Information provided =
..............................

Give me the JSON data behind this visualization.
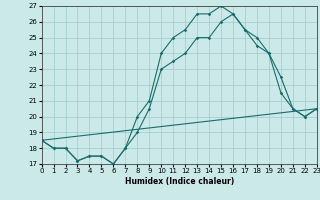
{
  "xlabel": "Humidex (Indice chaleur)",
  "xlim": [
    0,
    23
  ],
  "ylim": [
    17,
    27
  ],
  "yticks": [
    17,
    18,
    19,
    20,
    21,
    22,
    23,
    24,
    25,
    26,
    27
  ],
  "xticks": [
    0,
    1,
    2,
    3,
    4,
    5,
    6,
    7,
    8,
    9,
    10,
    11,
    12,
    13,
    14,
    15,
    16,
    17,
    18,
    19,
    20,
    21,
    22,
    23
  ],
  "xtick_labels": [
    "0",
    "1",
    "2",
    "3",
    "4",
    "5",
    "6",
    "7",
    "8",
    "9",
    "10",
    "11",
    "12",
    "13",
    "14",
    "15",
    "16",
    "17",
    "18",
    "19",
    "20",
    "21",
    "22",
    "23"
  ],
  "bg_color": "#cce9e9",
  "grid_color": "#99cccc",
  "line_color": "#1a6b6b",
  "line1_x": [
    0,
    1,
    2,
    3,
    4,
    5,
    6,
    7,
    8,
    9,
    10,
    11,
    12,
    13,
    14,
    15,
    16,
    17,
    18,
    19,
    20,
    21,
    22,
    23
  ],
  "line1_y": [
    18.5,
    18.0,
    18.0,
    17.2,
    17.5,
    17.5,
    17.0,
    18.0,
    20.0,
    21.0,
    24.0,
    25.0,
    25.5,
    26.5,
    26.5,
    27.0,
    26.5,
    25.5,
    24.5,
    24.0,
    22.5,
    20.5,
    20.0,
    20.5
  ],
  "line2_x": [
    0,
    1,
    2,
    3,
    4,
    5,
    6,
    7,
    8,
    9,
    10,
    11,
    12,
    13,
    14,
    15,
    16,
    17,
    18,
    19,
    20,
    21,
    22,
    23
  ],
  "line2_y": [
    18.5,
    18.0,
    18.0,
    17.2,
    17.5,
    17.5,
    17.0,
    18.0,
    19.0,
    20.5,
    23.0,
    23.5,
    24.0,
    25.0,
    25.0,
    26.0,
    26.5,
    25.5,
    25.0,
    24.0,
    21.5,
    20.5,
    20.0,
    20.5
  ],
  "line3_x": [
    0,
    23
  ],
  "line3_y": [
    18.5,
    20.5
  ],
  "marker": "D",
  "markersize": 1.8,
  "linewidth": 0.8,
  "tick_fontsize": 5,
  "xlabel_fontsize": 5.5
}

..............................

Requirements = Set down all the data again exactly as above, pictures excluded.

Solution to this task =
Give me the JSON data behind this visualization.
{
  "xlabel": "Humidex (Indice chaleur)",
  "xlim": [
    0,
    23
  ],
  "ylim": [
    17,
    27
  ],
  "yticks": [
    17,
    18,
    19,
    20,
    21,
    22,
    23,
    24,
    25,
    26,
    27
  ],
  "xticks": [
    0,
    1,
    2,
    3,
    4,
    5,
    6,
    7,
    8,
    9,
    10,
    11,
    12,
    13,
    14,
    15,
    16,
    17,
    18,
    19,
    20,
    21,
    22,
    23
  ],
  "xtick_labels": [
    "0",
    "1",
    "2",
    "3",
    "4",
    "5",
    "6",
    "7",
    "8",
    "9",
    "10",
    "11",
    "12",
    "13",
    "14",
    "15",
    "16",
    "17",
    "18",
    "19",
    "20",
    "21",
    "22",
    "23"
  ],
  "bg_color": "#cce9e9",
  "grid_color": "#99cccc",
  "line_color": "#1a6b6b",
  "line1_x": [
    0,
    1,
    2,
    3,
    4,
    5,
    6,
    7,
    8,
    9,
    10,
    11,
    12,
    13,
    14,
    15,
    16,
    17,
    18,
    19,
    20,
    21,
    22,
    23
  ],
  "line1_y": [
    18.5,
    18.0,
    18.0,
    17.2,
    17.5,
    17.5,
    17.0,
    18.0,
    20.0,
    21.0,
    24.0,
    25.0,
    25.5,
    26.5,
    26.5,
    27.0,
    26.5,
    25.5,
    24.5,
    24.0,
    22.5,
    20.5,
    20.0,
    20.5
  ],
  "line2_x": [
    0,
    1,
    2,
    3,
    4,
    5,
    6,
    7,
    8,
    9,
    10,
    11,
    12,
    13,
    14,
    15,
    16,
    17,
    18,
    19,
    20,
    21,
    22,
    23
  ],
  "line2_y": [
    18.5,
    18.0,
    18.0,
    17.2,
    17.5,
    17.5,
    17.0,
    18.0,
    19.0,
    20.5,
    23.0,
    23.5,
    24.0,
    25.0,
    25.0,
    26.0,
    26.5,
    25.5,
    25.0,
    24.0,
    21.5,
    20.5,
    20.0,
    20.5
  ],
  "line3_x": [
    0,
    23
  ],
  "line3_y": [
    18.5,
    20.5
  ],
  "marker": "D",
  "markersize": 1.8,
  "linewidth": 0.8,
  "tick_fontsize": 5,
  "xlabel_fontsize": 5.5
}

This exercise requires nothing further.